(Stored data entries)
################

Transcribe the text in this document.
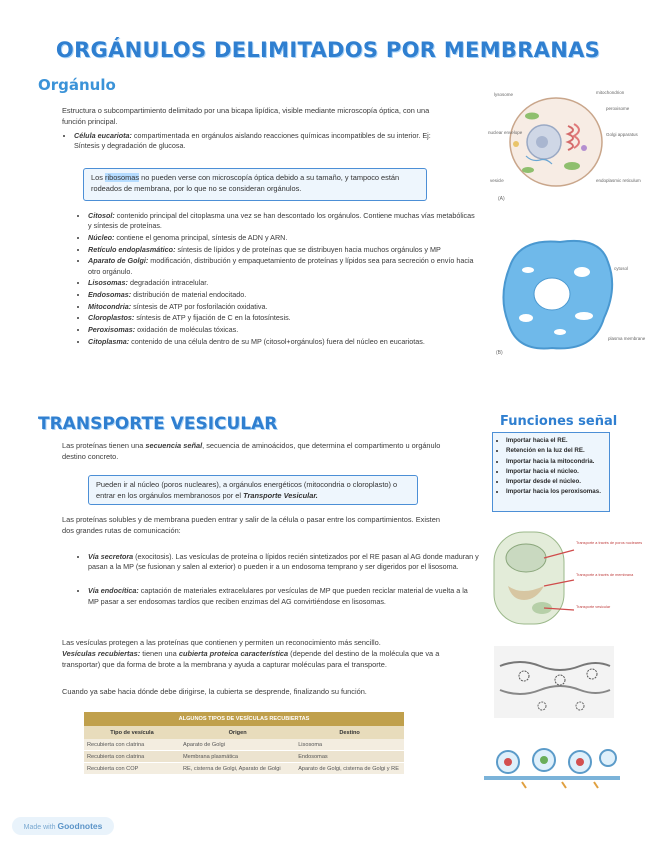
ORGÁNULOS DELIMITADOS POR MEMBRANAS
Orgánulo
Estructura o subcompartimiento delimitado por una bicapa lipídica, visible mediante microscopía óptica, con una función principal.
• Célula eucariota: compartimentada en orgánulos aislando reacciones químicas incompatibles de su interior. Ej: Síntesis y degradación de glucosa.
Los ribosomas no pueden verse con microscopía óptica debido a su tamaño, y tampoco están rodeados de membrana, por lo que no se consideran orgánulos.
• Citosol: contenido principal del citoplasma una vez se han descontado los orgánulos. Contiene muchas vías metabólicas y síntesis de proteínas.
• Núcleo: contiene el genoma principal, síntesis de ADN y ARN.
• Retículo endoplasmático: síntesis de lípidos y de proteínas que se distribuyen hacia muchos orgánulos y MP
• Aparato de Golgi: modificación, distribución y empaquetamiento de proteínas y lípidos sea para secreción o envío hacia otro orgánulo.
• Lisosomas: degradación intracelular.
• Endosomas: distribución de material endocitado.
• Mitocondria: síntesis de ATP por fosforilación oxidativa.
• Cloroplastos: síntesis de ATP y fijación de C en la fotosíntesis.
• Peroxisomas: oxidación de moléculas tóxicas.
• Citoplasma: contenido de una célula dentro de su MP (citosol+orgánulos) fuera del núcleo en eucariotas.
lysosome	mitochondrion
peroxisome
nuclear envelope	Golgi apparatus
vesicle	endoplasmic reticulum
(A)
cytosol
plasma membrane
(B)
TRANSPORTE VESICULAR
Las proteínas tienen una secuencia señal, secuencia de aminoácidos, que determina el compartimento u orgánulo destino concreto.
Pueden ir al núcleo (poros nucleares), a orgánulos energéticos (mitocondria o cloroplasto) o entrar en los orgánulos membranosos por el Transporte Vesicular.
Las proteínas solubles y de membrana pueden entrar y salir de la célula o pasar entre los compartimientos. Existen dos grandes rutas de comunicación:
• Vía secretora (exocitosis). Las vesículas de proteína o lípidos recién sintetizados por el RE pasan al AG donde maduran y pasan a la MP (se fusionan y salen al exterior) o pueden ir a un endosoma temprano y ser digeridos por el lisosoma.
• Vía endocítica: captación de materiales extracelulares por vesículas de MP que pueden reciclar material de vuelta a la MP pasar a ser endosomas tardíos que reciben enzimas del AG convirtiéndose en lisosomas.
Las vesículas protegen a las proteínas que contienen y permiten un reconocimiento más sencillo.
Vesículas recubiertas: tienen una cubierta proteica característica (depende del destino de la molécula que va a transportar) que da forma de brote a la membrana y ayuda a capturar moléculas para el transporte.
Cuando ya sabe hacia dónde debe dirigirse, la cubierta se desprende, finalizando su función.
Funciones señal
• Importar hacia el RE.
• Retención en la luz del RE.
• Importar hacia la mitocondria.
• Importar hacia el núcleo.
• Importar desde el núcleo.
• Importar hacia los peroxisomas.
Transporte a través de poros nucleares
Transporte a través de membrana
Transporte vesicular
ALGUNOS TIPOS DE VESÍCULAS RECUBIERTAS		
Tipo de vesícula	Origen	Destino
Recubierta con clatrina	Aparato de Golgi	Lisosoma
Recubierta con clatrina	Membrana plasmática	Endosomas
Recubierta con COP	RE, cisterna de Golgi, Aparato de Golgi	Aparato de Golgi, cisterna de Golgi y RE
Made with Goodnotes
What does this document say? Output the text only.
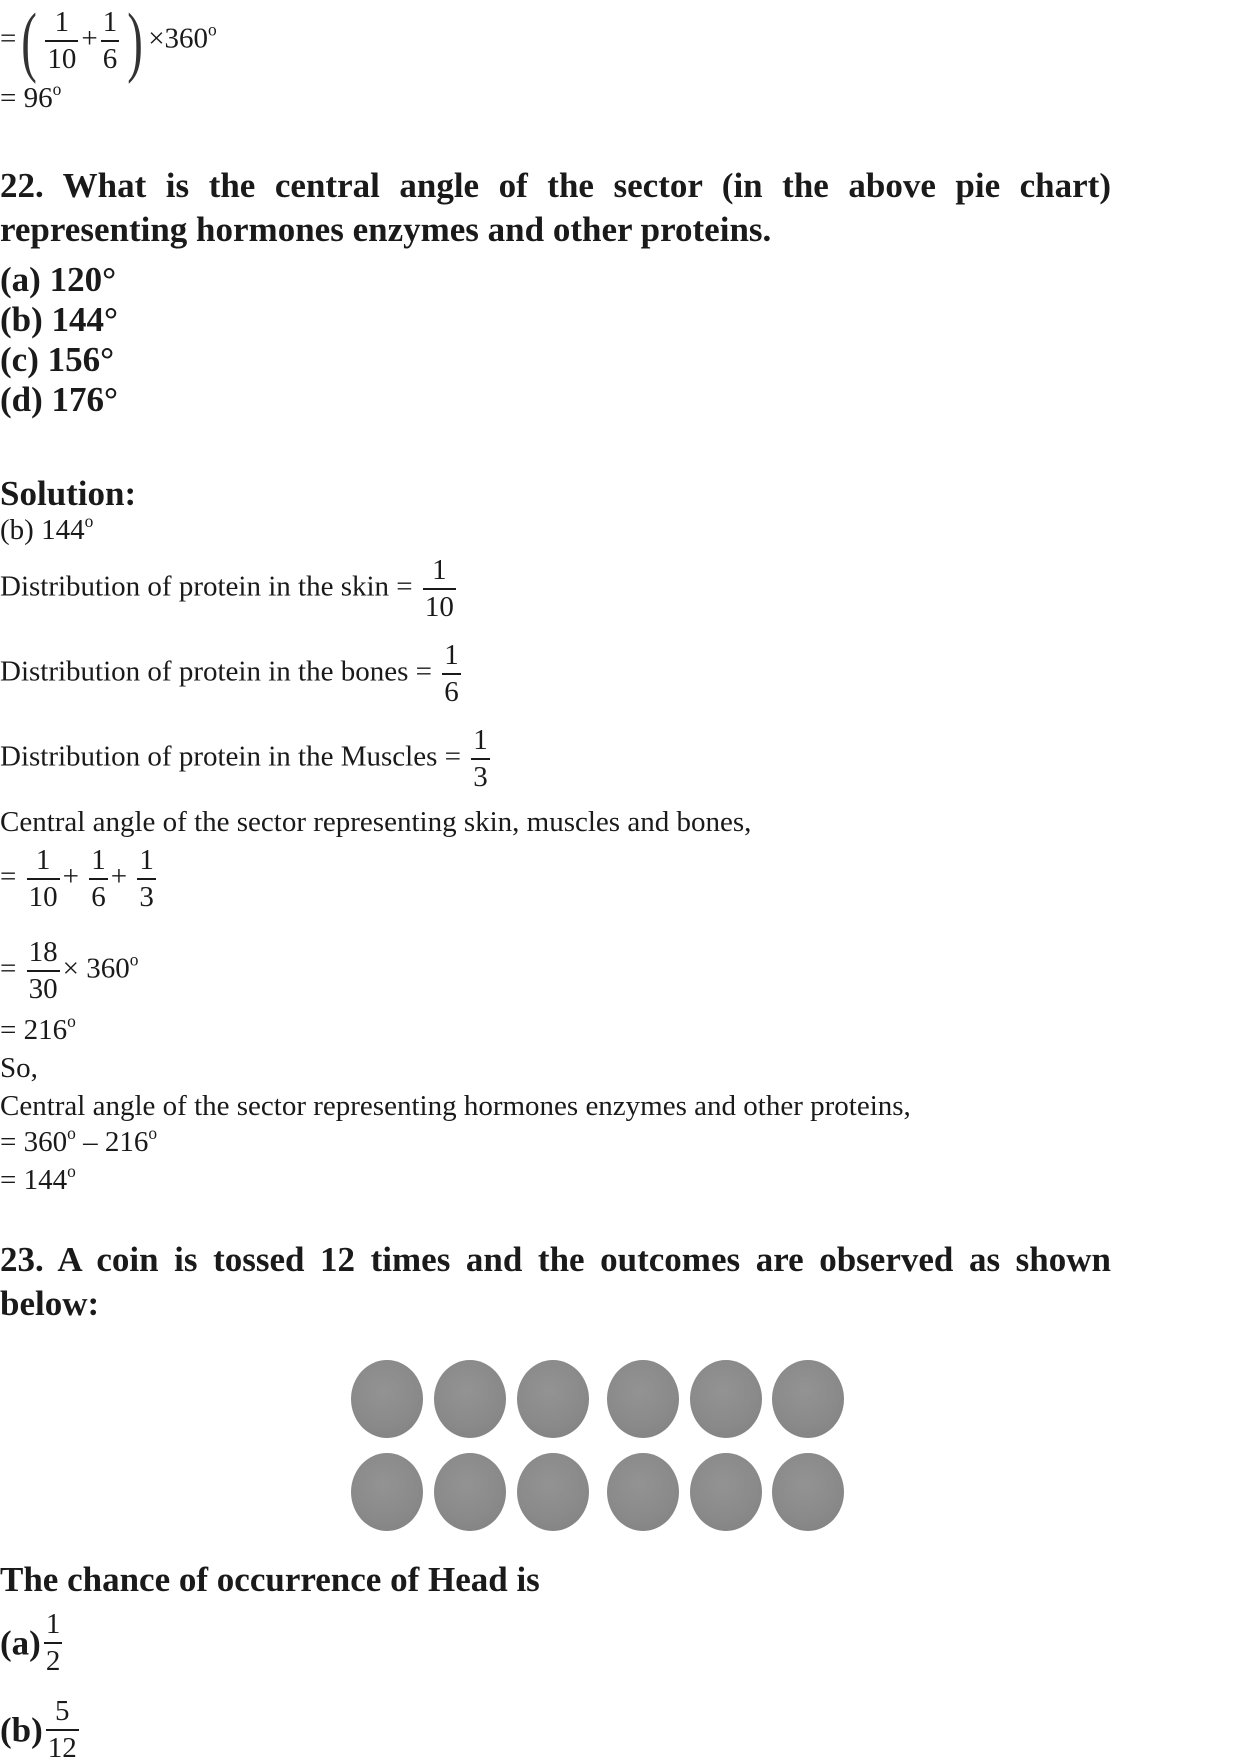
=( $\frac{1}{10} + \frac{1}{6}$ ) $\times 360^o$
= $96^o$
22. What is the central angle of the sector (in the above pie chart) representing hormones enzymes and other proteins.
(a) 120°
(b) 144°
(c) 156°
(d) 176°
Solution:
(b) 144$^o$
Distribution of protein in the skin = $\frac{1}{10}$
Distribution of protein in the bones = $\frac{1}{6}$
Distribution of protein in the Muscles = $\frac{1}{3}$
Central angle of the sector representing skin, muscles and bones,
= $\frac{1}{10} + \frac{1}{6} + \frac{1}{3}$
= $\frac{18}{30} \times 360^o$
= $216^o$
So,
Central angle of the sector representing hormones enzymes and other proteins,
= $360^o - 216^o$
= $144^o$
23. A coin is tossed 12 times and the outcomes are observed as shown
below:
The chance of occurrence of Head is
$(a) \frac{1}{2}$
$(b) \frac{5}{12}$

################

◆ Work required: Your task is to reproduce every record exactly while omitting the pictures.

◆ Solution to this exercise:
Transcribe the text in this document.
ORGÁNULOS DELIMITADOS POR MEMBRANAS
Orgánulo
Estructura o subcompartimiento delimitado por una bicapa lipídica, visible mediante microscopía óptica, con una función principal.
• Célula eucariota: compartimentada en orgánulos aislando reacciones químicas incompatibles de su interior. Ej: Síntesis y degradación de glucosa.
Los ribosomas no pueden verse con microscopía óptica debido a su tamaño, y tampoco están rodeados de membrana, por lo que no se consideran orgánulos.
• Citosol: contenido principal del citoplasma una vez se han descontado los orgánulos. Contiene muchas vías metabólicas y síntesis de proteínas.
• Núcleo: contiene el genoma principal, síntesis de ADN y ARN.
• Retículo endoplasmático: síntesis de lípidos y de proteínas que se distribuyen hacia muchos orgánulos y MP
• Aparato de Golgi: modificación, distribución y empaquetamiento de proteínas y lípidos sea para secreción o envío hacia otro orgánulo.
• Lisosomas: degradación intracelular.
• Endosomas: distribución de material endocitado.
• Mitocondria: síntesis de ATP por fosforilación oxidativa.
• Cloroplastos: síntesis de ATP y fijación de C en la fotosíntesis.
• Peroxisomas: oxidación de moléculas tóxicas.
• Citoplasma: contenido de una célula dentro de su MP (citosol+orgánulos) fuera del núcleo en eucariotas.
lysosome	mitochondrion
peroxisome
nuclear envelope	Golgi apparatus
vesicle	endoplasmic reticulum
(A)
cytosol
plasma membrane
(B)
TRANSPORTE VESICULAR
Las proteínas tienen una secuencia señal, secuencia de aminoácidos, que determina el compartimento u orgánulo destino concreto.
Pueden ir al núcleo (poros nucleares), a orgánulos energéticos (mitocondria o cloroplasto) o entrar en los orgánulos membranosos por el Transporte Vesicular.
Las proteínas solubles y de membrana pueden entrar y salir de la célula o pasar entre los compartimientos. Existen dos grandes rutas de comunicación:
• Vía secretora (exocitosis). Las vesículas de proteína o lípidos recién sintetizados por el RE pasan al AG donde maduran y pasan a la MP (se fusionan y salen al exterior) o pueden ir a un endosoma temprano y ser digeridos por el lisosoma.
• Vía endocítica: captación de materiales extracelulares por vesículas de MP que pueden reciclar material de vuelta a la MP pasar a ser endosomas tardíos que reciben enzimas del AG convirtiéndose en lisosomas.
Las vesículas protegen a las proteínas que contienen y permiten un reconocimiento más sencillo.
Vesículas recubiertas: tienen una cubierta proteica característica (depende del destino de la molécula que va a transportar) que da forma de brote a la membrana y ayuda a capturar moléculas para el transporte.
Cuando ya sabe hacia dónde debe dirigirse, la cubierta se desprende, finalizando su función.
Funciones señal
• Importar hacia el RE.
• Retención en la luz del RE.
• Importar hacia la mitocondria.
• Importar hacia el núcleo.
• Importar desde el núcleo.
• Importar hacia los peroxisomas.
Transporte a través de poros nucleares
Transporte a través de membrana
Transporte vesicular
ALGUNOS TIPOS DE VESÍCULAS RECUBIERTAS		
Tipo de vesícula	Origen	Destino
Recubierta con clatrina	Aparato de Golgi	Lisosoma
Recubierta con clatrina	Membrana plasmática	Endosomas
Recubierta con COP	RE, cisterna de Golgi, Aparato de Golgi	Aparato de Golgi, cisterna de Golgi y RE
Made with Goodnotes
What does this document say? Output the text only.
=( $\frac{1}{10} + \frac{1}{6}$ ) $\times 360^o$
= $96^o$
22. What is the central angle of the sector (in the above pie chart) representing hormones enzymes and other proteins.
(a) 120°
(b) 144°
(c) 156°
(d) 176°
Solution:
(b) 144$^o$
Distribution of protein in the skin = $\frac{1}{10}$
Distribution of protein in the bones = $\frac{1}{6}$
Distribution of protein in the Muscles = $\frac{1}{3}$
Central angle of the sector representing skin, muscles and bones,
= $\frac{1}{10} + \frac{1}{6} + \frac{1}{3}$
= $\frac{18}{30} \times 360^o$
= $216^o$
So,
Central angle of the sector representing hormones enzymes and other proteins,
= $360^o - 216^o$
= $144^o$
23. A coin is tossed 12 times and the outcomes are observed as shown
below:
The chance of occurrence of Head is
$(a) \frac{1}{2}$
$(b) \frac{5}{12}$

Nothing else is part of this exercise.